— Data listing —
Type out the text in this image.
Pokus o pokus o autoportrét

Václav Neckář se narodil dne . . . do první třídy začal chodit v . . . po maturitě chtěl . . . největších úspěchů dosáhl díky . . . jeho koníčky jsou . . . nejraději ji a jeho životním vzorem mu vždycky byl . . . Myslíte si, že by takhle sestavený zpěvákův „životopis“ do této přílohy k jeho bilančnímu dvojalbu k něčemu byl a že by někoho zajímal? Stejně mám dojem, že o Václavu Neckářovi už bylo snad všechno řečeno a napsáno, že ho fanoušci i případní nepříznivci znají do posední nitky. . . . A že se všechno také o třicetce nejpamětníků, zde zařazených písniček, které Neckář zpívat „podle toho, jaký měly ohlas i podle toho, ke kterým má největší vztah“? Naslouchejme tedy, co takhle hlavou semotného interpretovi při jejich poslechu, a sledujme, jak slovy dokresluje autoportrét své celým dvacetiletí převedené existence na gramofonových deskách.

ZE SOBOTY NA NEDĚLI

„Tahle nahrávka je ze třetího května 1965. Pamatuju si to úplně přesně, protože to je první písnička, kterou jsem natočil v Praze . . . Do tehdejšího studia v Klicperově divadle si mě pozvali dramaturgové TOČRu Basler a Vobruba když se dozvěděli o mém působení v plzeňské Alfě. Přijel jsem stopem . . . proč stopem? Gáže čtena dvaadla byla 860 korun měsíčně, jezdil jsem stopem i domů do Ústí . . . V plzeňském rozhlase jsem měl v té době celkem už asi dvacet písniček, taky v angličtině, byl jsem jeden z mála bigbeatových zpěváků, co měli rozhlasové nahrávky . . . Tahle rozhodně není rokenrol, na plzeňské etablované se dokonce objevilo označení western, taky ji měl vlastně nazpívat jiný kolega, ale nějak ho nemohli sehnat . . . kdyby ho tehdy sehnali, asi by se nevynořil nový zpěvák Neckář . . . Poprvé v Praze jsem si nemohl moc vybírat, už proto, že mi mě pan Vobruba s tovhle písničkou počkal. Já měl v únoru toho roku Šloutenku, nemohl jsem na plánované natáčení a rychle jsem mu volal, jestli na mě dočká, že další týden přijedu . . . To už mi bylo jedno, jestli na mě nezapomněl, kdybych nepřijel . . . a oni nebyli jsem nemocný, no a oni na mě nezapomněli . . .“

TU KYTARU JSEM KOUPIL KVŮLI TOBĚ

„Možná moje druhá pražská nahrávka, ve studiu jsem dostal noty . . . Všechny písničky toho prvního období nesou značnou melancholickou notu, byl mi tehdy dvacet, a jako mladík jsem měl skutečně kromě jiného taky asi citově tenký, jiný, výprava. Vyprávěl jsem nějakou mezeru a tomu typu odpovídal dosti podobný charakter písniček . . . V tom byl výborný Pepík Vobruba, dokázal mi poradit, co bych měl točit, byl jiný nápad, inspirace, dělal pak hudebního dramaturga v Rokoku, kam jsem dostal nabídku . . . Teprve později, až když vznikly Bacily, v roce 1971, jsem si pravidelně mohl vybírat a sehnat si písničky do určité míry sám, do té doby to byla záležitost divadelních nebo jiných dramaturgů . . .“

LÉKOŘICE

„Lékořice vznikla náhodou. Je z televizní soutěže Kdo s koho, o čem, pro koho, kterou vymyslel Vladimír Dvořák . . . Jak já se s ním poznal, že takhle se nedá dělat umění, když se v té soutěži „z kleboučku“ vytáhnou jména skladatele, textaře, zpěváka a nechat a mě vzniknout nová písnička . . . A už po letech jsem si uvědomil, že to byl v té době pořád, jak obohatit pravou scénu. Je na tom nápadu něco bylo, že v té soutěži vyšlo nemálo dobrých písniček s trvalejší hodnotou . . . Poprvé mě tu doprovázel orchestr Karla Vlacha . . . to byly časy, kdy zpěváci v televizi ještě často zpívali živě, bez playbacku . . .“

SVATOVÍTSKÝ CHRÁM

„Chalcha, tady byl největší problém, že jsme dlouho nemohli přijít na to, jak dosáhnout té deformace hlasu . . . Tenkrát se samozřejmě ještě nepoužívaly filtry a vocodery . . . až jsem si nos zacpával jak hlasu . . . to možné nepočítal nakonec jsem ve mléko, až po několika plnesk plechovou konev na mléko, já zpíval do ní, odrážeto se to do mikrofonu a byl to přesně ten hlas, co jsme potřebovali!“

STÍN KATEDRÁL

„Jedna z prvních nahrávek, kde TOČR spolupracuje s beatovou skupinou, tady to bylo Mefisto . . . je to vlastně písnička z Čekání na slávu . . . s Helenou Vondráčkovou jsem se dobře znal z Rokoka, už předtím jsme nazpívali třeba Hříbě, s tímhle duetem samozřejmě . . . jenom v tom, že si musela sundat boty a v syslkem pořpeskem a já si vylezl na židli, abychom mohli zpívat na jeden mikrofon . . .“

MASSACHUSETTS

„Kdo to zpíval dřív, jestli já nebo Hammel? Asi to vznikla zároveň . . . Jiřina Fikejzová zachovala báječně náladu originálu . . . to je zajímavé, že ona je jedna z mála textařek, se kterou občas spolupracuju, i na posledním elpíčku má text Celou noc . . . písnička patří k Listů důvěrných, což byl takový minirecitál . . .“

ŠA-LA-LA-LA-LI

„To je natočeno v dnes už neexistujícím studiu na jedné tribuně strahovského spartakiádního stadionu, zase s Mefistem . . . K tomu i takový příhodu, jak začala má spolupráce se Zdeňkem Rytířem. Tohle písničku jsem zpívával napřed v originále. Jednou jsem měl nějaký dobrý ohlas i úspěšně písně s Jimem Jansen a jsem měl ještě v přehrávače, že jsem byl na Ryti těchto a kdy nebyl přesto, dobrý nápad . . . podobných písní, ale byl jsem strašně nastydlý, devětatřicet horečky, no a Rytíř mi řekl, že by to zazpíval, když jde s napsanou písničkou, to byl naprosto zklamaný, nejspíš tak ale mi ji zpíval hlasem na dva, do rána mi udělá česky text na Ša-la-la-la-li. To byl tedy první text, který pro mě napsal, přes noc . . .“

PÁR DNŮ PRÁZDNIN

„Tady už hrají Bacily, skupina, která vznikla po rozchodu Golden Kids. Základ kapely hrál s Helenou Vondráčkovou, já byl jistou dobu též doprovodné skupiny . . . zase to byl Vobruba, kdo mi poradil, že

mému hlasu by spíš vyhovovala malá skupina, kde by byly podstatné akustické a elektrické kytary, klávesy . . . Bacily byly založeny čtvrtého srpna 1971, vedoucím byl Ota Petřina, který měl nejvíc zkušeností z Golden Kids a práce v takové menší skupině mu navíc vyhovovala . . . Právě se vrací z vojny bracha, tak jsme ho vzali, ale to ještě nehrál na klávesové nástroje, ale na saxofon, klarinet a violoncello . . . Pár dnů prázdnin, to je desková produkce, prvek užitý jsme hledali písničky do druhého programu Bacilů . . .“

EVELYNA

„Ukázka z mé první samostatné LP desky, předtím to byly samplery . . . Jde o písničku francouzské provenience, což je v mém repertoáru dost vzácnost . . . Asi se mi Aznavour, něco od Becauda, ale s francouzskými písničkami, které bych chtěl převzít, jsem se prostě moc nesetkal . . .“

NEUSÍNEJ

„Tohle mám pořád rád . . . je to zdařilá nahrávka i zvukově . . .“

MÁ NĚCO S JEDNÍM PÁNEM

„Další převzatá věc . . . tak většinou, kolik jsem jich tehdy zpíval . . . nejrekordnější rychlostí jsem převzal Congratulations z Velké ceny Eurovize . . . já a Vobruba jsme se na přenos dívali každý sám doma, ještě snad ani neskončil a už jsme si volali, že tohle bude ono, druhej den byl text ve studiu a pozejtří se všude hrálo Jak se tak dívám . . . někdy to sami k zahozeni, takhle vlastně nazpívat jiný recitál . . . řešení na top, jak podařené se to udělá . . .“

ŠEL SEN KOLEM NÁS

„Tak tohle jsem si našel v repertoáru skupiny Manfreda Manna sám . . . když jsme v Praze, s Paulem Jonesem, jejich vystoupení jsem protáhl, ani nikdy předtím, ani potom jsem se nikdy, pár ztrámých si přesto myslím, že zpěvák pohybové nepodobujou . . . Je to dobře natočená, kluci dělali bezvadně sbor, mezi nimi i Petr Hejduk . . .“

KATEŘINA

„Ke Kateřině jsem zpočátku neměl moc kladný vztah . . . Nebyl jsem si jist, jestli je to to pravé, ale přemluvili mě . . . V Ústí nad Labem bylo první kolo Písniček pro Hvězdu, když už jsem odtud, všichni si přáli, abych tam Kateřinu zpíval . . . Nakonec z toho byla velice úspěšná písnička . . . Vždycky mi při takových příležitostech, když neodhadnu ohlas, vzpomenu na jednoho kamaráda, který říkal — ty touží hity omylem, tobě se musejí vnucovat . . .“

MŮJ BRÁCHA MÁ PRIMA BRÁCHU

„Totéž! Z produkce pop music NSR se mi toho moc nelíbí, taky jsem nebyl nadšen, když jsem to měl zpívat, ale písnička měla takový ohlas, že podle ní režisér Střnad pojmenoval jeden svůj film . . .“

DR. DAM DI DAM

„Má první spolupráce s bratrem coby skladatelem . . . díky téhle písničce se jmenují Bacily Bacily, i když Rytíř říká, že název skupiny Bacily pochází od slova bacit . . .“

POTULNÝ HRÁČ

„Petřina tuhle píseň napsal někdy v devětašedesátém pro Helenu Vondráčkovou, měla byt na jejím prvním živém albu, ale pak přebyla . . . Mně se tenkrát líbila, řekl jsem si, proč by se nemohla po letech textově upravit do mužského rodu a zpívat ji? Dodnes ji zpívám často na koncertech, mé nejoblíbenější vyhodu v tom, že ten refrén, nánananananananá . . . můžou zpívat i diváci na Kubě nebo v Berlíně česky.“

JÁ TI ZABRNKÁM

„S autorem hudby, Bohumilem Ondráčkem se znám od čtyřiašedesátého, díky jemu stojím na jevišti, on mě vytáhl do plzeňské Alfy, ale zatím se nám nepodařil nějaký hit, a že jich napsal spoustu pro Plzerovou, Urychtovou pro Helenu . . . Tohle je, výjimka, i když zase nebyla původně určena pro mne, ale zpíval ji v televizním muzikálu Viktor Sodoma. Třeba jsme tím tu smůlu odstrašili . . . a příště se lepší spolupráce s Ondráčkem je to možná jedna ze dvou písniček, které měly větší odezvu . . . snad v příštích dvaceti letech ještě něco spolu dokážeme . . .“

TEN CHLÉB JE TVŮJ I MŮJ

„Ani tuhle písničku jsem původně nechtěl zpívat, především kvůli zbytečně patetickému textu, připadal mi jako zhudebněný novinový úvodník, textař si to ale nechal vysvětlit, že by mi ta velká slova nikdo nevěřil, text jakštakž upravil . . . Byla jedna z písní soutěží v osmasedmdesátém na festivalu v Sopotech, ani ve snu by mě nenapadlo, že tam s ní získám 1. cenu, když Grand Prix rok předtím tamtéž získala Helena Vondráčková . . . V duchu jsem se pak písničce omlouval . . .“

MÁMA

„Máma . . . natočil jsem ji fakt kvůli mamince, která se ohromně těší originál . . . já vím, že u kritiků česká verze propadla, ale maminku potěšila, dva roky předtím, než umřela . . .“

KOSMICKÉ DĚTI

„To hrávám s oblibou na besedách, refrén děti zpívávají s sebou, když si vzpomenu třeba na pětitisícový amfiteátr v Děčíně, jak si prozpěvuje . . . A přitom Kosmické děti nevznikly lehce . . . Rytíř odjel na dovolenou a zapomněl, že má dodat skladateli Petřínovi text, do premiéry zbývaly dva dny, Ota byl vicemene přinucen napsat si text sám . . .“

— GOAL —
Find every line in the records above that contains the word "největší", and copy each one.

— RESULT FOR THIS EXERCISE —
Václav Neckář se narodil dne . . . do první třídy začal chodit v . . . po maturitě chtěl . . . největších úspěchů dosáhl díky . . . jeho koníčky jsou . . . nejraději ji a jeho životním vzorem mu vždycky byl . . . Myslíte si, že by takhle sestavený zpěvákův „životopis“ do této přílohy k jeho bilančnímu dvojalbu k něčemu byl a že by někoho zajímal? Stejně mám dojem, že o Václavu Neckářovi už bylo snad všechno řečeno a napsáno, že ho fanoušci i případní nepříznivci znají do posední nitky. . . . A že se všechno také o třicetce nejpamětníků, zde zařazených písniček, které Neckář zpívat „podle toho, jaký měly ohlas i podle toho, ke kterým má největší vztah“? Naslouchejme tedy, co takhle hlavou semotného interpretovi při jejich poslechu, a sledujme, jak slovy dokresluje autoportrét své celým dvacetiletí převedené existence na gramofonových deskách.
„Chalcha, tady byl největší problém, že jsme dlouho nemohli přijít na to, jak dosáhnout té deformace hlasu . . . Tenkrát se samozřejmě ještě nepoužívaly filtry a vocodery . . . až jsem si nos zacpával jak hlasu . . . to možné nepočítal nakonec jsem ve mléko, až po několika plnesk plechovou konev na mléko, já zpíval do ní, odrážeto se to do mikrofonu a byl to přesně ten hlas, co jsme potřebovali!“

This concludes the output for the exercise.